■ **What needs to be done**
Transcribe every line exactly. Leave the pictures behind.

■ **Raw records**
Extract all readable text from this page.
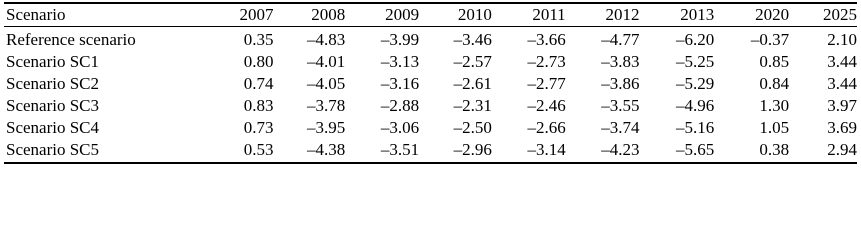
Scenario	2007	2008	2009	2010	2011	2012	2013	2020	2025
Reference scenario	0.35	–4.83	–3.99	–3.46	–3.66	–4.77	–6.20	–0.37	2.10
Scenario SC1	0.80	–4.01	–3.13	–2.57	–2.73	–3.83	–5.25	0.85	3.44
Scenario SC2	0.74	–4.05	–3.16	–2.61	–2.77	–3.86	–5.29	0.84	3.44
Scenario SC3	0.83	–3.78	–2.88	–2.31	–2.46	–3.55	–4.96	1.30	3.97
Scenario SC4	0.73	–3.95	–3.06	–2.50	–2.66	–3.74	–5.16	1.05	3.69
Scenario SC5	0.53	–4.38	–3.51	–2.96	–3.14	–4.23	–5.65	0.38	2.94
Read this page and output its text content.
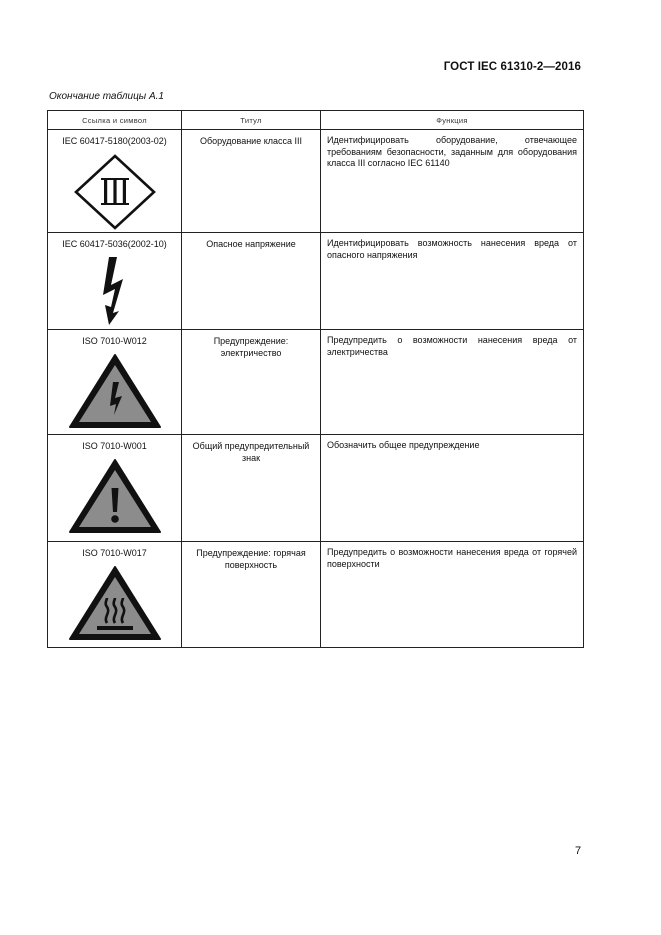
ГОСТ IEC 61310-2—2016
Окончание таблицы А.1
Ссылка и символ	Титул	Функция

IEC 60417-5180(2003-02)	Оборудование класса III	Идентифицировать оборудование, отвечающее требованиям безопасности, заданным для оборудования класса III согласно IEC 61140

IEC 60417-5036(2002-10)	Опасное напряжение	Идентифицировать возможность нанесения вреда от опасного напряжения

ISO 7010-W012	Предупреждение: электричество	Предупредить о возможности нанесения вреда от электричества

ISO 7010-W001	Общий предупредительный знак	Обозначить общее предупреждение

ISO 7010-W017	Предупреждение: горячая поверхность	Предупредить о возможности нанесения вреда от горячей поверхности
7
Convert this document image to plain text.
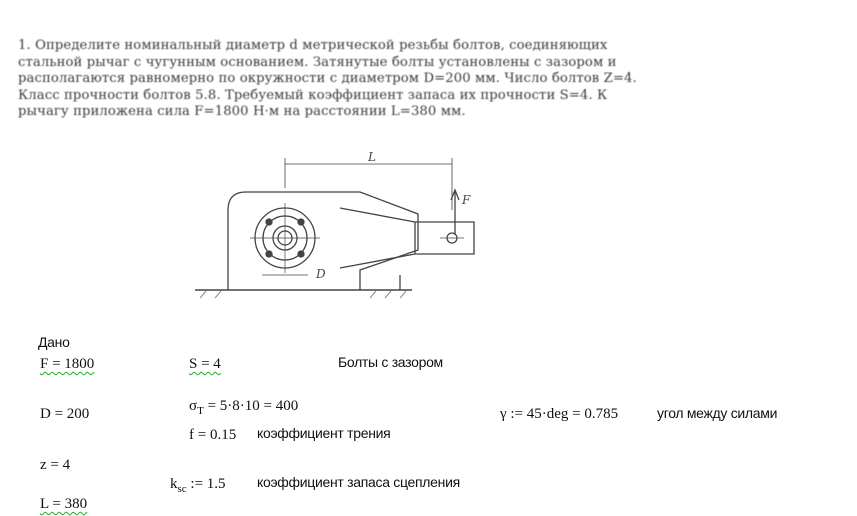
1. Определите номинальный диаметр d метрической резьбы болтов, соединяющих
стальной рычаг с чугунным основанием. Затянутые болты установлены с зазором и
располагаются равномерно по окружности с диаметром D=200 мм. Число болтов Z=4.
Класс прочности болтов 5.8. Требуемый коэффициент запаса их прочности S=4. К
рычагу приложена сила F=1800 Н·м на расстоянии L=380 мм.
L
F
D
Дано
F = 1800	S = 4	Болты с зазором
D = 200	$\sigma_T = 5\cdot 8\cdot 10 = 400$	γ := 45·deg = 0.785	угол между силами
f = 0.15 коэффициент трения
z = 4
$k_{sc}$ := 1.5 коэффициент запаса сцепления
L = 380
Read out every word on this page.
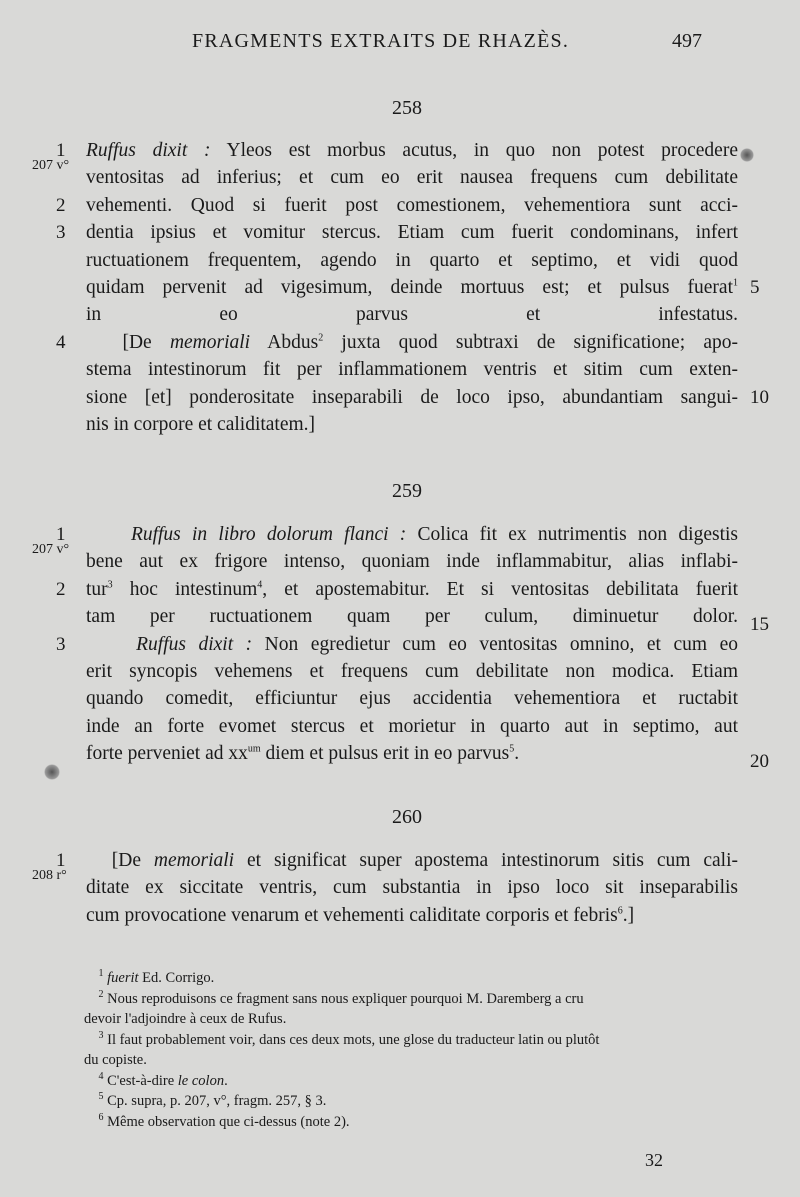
FRAGMENTS EXTRAITS DE RHAZÈS.	497
258
Ruffus dixit : Yleos est morbus acutus, in quo non potest procedere
ventositas ad inferius; et cum eo erit nausea frequens cum debilitate
vehementi. Quod si fuerit post comestionem, vehementiora sunt acci-
dentia ipsius et vomitur stercus. Etiam cum fuerit condominans, infert
ructuationem frequentem, agendo in quarto et septimo, et vidi quod
quidam pervenit ad vigesimum, deinde mortuus est; et pulsus fuerat$^1$
in eo parvus et infestatus.
[De memoriali Abdus$^2$ juxta quod subtraxi de significatione; apo-
stema intestinorum fit per inflammationem ventris et sitim cum exten-
sione [et] ponderositate inseparabili de loco ipso, abundantiam sangui-
nis in corpore et caliditatem.]
1
207 v°
2
3
4
5
10
259
Ruffus in libro dolorum flanci : Colica fit ex nutrimentis non digestis
bene aut ex frigore intenso, quoniam inde inflammabitur, alias inflabi-
tur$^3$ hoc intestinum$^4$, et apostemabitur. Et si ventositas debilitata fuerit
tam per ructuationem quam per culum, diminuetur dolor.
Ruffus dixit : Non egredietur cum eo ventositas omnino, et cum eo
erit syncopis vehemens et frequens cum debilitate non modica. Etiam
quando comedit, efficiuntur ejus accidentia vehementiora et ructabit
inde an forte evomet stercus et morietur in quarto aut in septimo, aut
forte perveniet ad $xx^{um}$ diem et pulsus erit in eo parvus$^5$.
1
207 v°
2
3
15
20
260
[De memoriali et significat super apostema intestinorum sitis cum cali-
ditate ex siccitate ventris, cum substantia in ipso loco sit inseparabilis
cum provocatione venarum et vehementi caliditate corporis et febris$^6$.]
1
208 r°
$^1$ fuerit Ed. Corrigo.
$^2$ Nous reproduisons ce fragment sans nous expliquer pourquoi M. Daremberg a cru
devoir l'adjoindre à ceux de Rufus.
$^3$ Il faut probablement voir, dans ces deux mots, une glose du traducteur latin ou plutôt
du copiste.
$^4$ C'est-à-dire le colon.
$^5$ Cp. supra, p. 207, v°, fragm. 257, § 3.
$^6$ Même observation que ci-dessus (note 2).
32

■ **Finished answer**
Extract all readable text from this page.
Scenario	2007	2008	2009	2010	2011	2012	2013	2020	2025
Reference scenario	0.35	–4.83	–3.99	–3.46	–3.66	–4.77	–6.20	–0.37	2.10
Scenario SC1	0.80	–4.01	–3.13	–2.57	–2.73	–3.83	–5.25	0.85	3.44
Scenario SC2	0.74	–4.05	–3.16	–2.61	–2.77	–3.86	–5.29	0.84	3.44
Scenario SC3	0.83	–3.78	–2.88	–2.31	–2.46	–3.55	–4.96	1.30	3.97
Scenario SC4	0.73	–3.95	–3.06	–2.50	–2.66	–3.74	–5.16	1.05	3.69
Scenario SC5	0.53	–4.38	–3.51	–2.96	–3.14	–4.23	–5.65	0.38	2.94
Read this page and output its text content.
ГОСТ IEC 61310-2—2016
Окончание таблицы А.1
Ссылка и символ	Титул	Функция

IEC 60417-5180(2003-02)	Оборудование класса III	Идентифицировать оборудование, отвечающее требованиям безопасности, заданным для оборудования класса III согласно IEC 61140

IEC 60417-5036(2002-10)	Опасное напряжение	Идентифицировать возможность нанесения вреда от опасного напряжения

ISO 7010-W012	Предупреждение: электричество	Предупредить о возможности нанесения вреда от электричества

ISO 7010-W001	Общий предупредительный знак	Обозначить общее предупреждение

ISO 7010-W017	Предупреждение: горячая поверхность	Предупредить о возможности нанесения вреда от горячей поверхности
7
Convert this document image to plain text.
1. Определите номинальный диаметр d метрической резьбы болтов, соединяющих
стальной рычаг с чугунным основанием. Затянутые болты установлены с зазором и
располагаются равномерно по окружности с диаметром D=200 мм. Число болтов Z=4.
Класс прочности болтов 5.8. Требуемый коэффициент запаса их прочности S=4. К
рычагу приложена сила F=1800 Н·м на расстоянии L=380 мм.
L
F
D
Дано
F = 1800	S = 4	Болты с зазором
D = 200	$\sigma_T = 5\cdot 8\cdot 10 = 400$	γ := 45·deg = 0.785	угол между силами
f = 0.15 коэффициент трения
z = 4
$k_{sc}$ := 1.5 коэффициент запаса сцепления
L = 380
Read out every word on this page.
FRAGMENTS EXTRAITS DE RHAZÈS.	497
258
Ruffus dixit : Yleos est morbus acutus, in quo non potest procedere
ventositas ad inferius; et cum eo erit nausea frequens cum debilitate
vehementi. Quod si fuerit post comestionem, vehementiora sunt acci-
dentia ipsius et vomitur stercus. Etiam cum fuerit condominans, infert
ructuationem frequentem, agendo in quarto et septimo, et vidi quod
quidam pervenit ad vigesimum, deinde mortuus est; et pulsus fuerat$^1$
in eo parvus et infestatus.
[De memoriali Abdus$^2$ juxta quod subtraxi de significatione; apo-
stema intestinorum fit per inflammationem ventris et sitim cum exten-
sione [et] ponderositate inseparabili de loco ipso, abundantiam sangui-
nis in corpore et caliditatem.]
1
207 v°
2
3
4
5
10
259
Ruffus in libro dolorum flanci : Colica fit ex nutrimentis non digestis
bene aut ex frigore intenso, quoniam inde inflammabitur, alias inflabi-
tur$^3$ hoc intestinum$^4$, et apostemabitur. Et si ventositas debilitata fuerit
tam per ructuationem quam per culum, diminuetur dolor.
Ruffus dixit : Non egredietur cum eo ventositas omnino, et cum eo
erit syncopis vehemens et frequens cum debilitate non modica. Etiam
quando comedit, efficiuntur ejus accidentia vehementiora et ructabit
inde an forte evomet stercus et morietur in quarto aut in septimo, aut
forte perveniet ad $xx^{um}$ diem et pulsus erit in eo parvus$^5$.
1
207 v°
2
3
15
20
260
[De memoriali et significat super apostema intestinorum sitis cum cali-
ditate ex siccitate ventris, cum substantia in ipso loco sit inseparabilis
cum provocatione venarum et vehementi caliditate corporis et febris$^6$.]
1
208 r°
$^1$ fuerit Ed. Corrigo.
$^2$ Nous reproduisons ce fragment sans nous expliquer pourquoi M. Daremberg a cru
devoir l'adjoindre à ceux de Rufus.
$^3$ Il faut probablement voir, dans ces deux mots, une glose du traducteur latin ou plutôt
du copiste.
$^4$ C'est-à-dire le colon.
$^5$ Cp. supra, p. 207, v°, fragm. 257, § 3.
$^6$ Même observation que ci-dessus (note 2).
32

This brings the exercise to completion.